(Stored items from a collection)
(begin)
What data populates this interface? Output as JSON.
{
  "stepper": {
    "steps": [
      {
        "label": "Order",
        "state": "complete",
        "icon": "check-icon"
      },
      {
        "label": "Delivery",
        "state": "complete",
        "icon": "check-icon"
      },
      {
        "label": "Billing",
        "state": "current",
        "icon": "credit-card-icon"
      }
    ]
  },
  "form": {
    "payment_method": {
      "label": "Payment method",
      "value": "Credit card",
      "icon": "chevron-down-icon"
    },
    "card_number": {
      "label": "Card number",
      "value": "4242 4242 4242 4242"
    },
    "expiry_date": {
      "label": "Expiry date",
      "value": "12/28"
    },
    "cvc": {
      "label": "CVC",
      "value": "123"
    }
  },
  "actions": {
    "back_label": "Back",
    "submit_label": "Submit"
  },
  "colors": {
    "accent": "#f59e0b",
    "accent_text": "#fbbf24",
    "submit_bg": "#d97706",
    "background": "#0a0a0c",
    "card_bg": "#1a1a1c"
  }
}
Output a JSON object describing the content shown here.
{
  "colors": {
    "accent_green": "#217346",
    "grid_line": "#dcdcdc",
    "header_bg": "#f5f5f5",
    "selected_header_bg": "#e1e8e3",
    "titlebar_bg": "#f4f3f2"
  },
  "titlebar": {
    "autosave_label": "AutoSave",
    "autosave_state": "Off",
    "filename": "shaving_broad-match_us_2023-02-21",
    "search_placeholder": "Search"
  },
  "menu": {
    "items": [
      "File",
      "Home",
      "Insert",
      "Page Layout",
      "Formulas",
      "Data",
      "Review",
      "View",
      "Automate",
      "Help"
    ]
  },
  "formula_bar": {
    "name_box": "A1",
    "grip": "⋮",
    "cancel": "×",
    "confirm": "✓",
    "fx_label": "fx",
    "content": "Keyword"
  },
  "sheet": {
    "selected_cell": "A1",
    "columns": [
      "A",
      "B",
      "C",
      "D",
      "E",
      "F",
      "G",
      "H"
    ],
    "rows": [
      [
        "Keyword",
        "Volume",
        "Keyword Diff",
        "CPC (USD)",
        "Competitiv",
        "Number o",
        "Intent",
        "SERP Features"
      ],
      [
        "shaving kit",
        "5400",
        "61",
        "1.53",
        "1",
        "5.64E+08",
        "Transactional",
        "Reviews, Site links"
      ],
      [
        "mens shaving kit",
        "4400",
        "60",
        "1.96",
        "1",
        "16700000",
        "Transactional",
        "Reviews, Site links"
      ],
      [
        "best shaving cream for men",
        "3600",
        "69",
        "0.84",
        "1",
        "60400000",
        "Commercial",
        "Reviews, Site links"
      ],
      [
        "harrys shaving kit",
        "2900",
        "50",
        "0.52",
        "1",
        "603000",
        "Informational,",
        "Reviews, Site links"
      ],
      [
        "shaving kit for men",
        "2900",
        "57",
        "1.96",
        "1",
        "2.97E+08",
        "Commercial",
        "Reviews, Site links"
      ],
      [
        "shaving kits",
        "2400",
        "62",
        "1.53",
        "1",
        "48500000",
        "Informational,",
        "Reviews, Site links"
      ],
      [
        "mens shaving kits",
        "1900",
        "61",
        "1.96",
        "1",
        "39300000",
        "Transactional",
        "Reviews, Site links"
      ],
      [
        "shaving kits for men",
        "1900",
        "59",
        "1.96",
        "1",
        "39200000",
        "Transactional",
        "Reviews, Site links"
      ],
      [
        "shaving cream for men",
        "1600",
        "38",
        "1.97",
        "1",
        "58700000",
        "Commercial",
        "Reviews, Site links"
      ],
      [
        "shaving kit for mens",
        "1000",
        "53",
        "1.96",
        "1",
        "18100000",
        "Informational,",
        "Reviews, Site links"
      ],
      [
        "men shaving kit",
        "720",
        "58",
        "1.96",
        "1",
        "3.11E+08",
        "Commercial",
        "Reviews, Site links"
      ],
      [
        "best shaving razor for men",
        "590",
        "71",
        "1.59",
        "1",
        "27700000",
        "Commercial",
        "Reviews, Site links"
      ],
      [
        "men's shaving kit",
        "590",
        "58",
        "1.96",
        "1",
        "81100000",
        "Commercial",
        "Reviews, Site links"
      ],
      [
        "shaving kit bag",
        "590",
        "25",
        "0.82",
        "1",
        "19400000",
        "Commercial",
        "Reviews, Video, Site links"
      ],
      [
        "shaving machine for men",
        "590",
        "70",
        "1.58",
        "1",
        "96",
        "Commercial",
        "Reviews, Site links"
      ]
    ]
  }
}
(end)
### Exercise details
Copy out each record from above, exactly.

### Task result
What data populates this interface? Output as JSON.
{
  "stepper": {
    "steps": [
      {
        "label": "Order",
        "state": "complete",
        "icon": "check-icon"
      },
      {
        "label": "Delivery",
        "state": "complete",
        "icon": "check-icon"
      },
      {
        "label": "Billing",
        "state": "current",
        "icon": "credit-card-icon"
      }
    ]
  },
  "form": {
    "payment_method": {
      "label": "Payment method",
      "value": "Credit card",
      "icon": "chevron-down-icon"
    },
    "card_number": {
      "label": "Card number",
      "value": "4242 4242 4242 4242"
    },
    "expiry_date": {
      "label": "Expiry date",
      "value": "12/28"
    },
    "cvc": {
      "label": "CVC",
      "value": "123"
    }
  },
  "actions": {
    "back_label": "Back",
    "submit_label": "Submit"
  },
  "colors": {
    "accent": "#f59e0b",
    "accent_text": "#fbbf24",
    "submit_bg": "#d97706",
    "background": "#0a0a0c",
    "card_bg": "#1a1a1c"
  }
}
Output a JSON object describing the content shown here.
{
  "colors": {
    "accent_green": "#217346",
    "grid_line": "#dcdcdc",
    "header_bg": "#f5f5f5",
    "selected_header_bg": "#e1e8e3",
    "titlebar_bg": "#f4f3f2"
  },
  "titlebar": {
    "autosave_label": "AutoSave",
    "autosave_state": "Off",
    "filename": "shaving_broad-match_us_2023-02-21",
    "search_placeholder": "Search"
  },
  "menu": {
    "items": [
      "File",
      "Home",
      "Insert",
      "Page Layout",
      "Formulas",
      "Data",
      "Review",
      "View",
      "Automate",
      "Help"
    ]
  },
  "formula_bar": {
    "name_box": "A1",
    "grip": "⋮",
    "cancel": "×",
    "confirm": "✓",
    "fx_label": "fx",
    "content": "Keyword"
  },
  "sheet": {
    "selected_cell": "A1",
    "columns": [
      "A",
      "B",
      "C",
      "D",
      "E",
      "F",
      "G",
      "H"
    ],
    "rows": [
      [
        "Keyword",
        "Volume",
        "Keyword Diff",
        "CPC (USD)",
        "Competitiv",
        "Number o",
        "Intent",
        "SERP Features"
      ],
      [
        "shaving kit",
        "5400",
        "61",
        "1.53",
        "1",
        "5.64E+08",
        "Transactional",
        "Reviews, Site links"
      ],
      [
        "mens shaving kit",
        "4400",
        "60",
        "1.96",
        "1",
        "16700000",
        "Transactional",
        "Reviews, Site links"
      ],
      [
        "best shaving cream for men",
        "3600",
        "69",
        "0.84",
        "1",
        "60400000",
        "Commercial",
        "Reviews, Site links"
      ],
      [
        "harrys shaving kit",
        "2900",
        "50",
        "0.52",
        "1",
        "603000",
        "Informational,",
        "Reviews, Site links"
      ],
      [
        "shaving kit for men",
        "2900",
        "57",
        "1.96",
        "1",
        "2.97E+08",
        "Commercial",
        "Reviews, Site links"
      ],
      [
        "shaving kits",
        "2400",
        "62",
        "1.53",
        "1",
        "48500000",
        "Informational,",
        "Reviews, Site links"
      ],
      [
        "mens shaving kits",
        "1900",
        "61",
        "1.96",
        "1",
        "39300000",
        "Transactional",
        "Reviews, Site links"
      ],
      [
        "shaving kits for men",
        "1900",
        "59",
        "1.96",
        "1",
        "39200000",
        "Transactional",
        "Reviews, Site links"
      ],
      [
        "shaving cream for men",
        "1600",
        "38",
        "1.97",
        "1",
        "58700000",
        "Commercial",
        "Reviews, Site links"
      ],
      [
        "shaving kit for mens",
        "1000",
        "53",
        "1.96",
        "1",
        "18100000",
        "Informational,",
        "Reviews, Site links"
      ],
      [
        "men shaving kit",
        "720",
        "58",
        "1.96",
        "1",
        "3.11E+08",
        "Commercial",
        "Reviews, Site links"
      ],
      [
        "best shaving razor for men",
        "590",
        "71",
        "1.59",
        "1",
        "27700000",
        "Commercial",
        "Reviews, Site links"
      ],
      [
        "men's shaving kit",
        "590",
        "58",
        "1.96",
        "1",
        "81100000",
        "Commercial",
        "Reviews, Site links"
      ],
      [
        "shaving kit bag",
        "590",
        "25",
        "0.82",
        "1",
        "19400000",
        "Commercial",
        "Reviews, Video, Site links"
      ],
      [
        "shaving machine for men",
        "590",
        "70",
        "1.58",
        "1",
        "96",
        "Commercial",
        "Reviews, Site links"
      ]
    ]
  }
}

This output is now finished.